Extracted information:
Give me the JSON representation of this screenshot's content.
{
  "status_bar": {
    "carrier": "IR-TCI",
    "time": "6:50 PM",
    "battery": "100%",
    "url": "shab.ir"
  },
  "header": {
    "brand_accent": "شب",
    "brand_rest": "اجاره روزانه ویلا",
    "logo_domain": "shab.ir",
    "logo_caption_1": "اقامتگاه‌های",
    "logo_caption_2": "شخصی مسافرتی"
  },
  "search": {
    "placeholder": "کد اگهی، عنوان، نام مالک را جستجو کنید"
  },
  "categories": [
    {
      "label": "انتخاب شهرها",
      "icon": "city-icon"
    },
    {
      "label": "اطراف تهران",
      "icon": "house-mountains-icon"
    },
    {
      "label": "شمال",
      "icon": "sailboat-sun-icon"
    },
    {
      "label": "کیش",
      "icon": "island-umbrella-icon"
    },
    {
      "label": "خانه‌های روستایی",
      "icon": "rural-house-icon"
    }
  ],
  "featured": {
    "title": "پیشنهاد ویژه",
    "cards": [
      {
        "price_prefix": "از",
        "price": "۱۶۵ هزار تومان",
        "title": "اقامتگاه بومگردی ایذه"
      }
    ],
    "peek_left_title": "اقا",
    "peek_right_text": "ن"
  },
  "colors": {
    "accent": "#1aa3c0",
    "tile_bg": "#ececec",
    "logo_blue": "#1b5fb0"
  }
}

Exercise goal: Copy out all lines above that include the string "house".

Finished exercise:
      "icon": "house-mountains-icon"
      "icon": "rural-house-icon"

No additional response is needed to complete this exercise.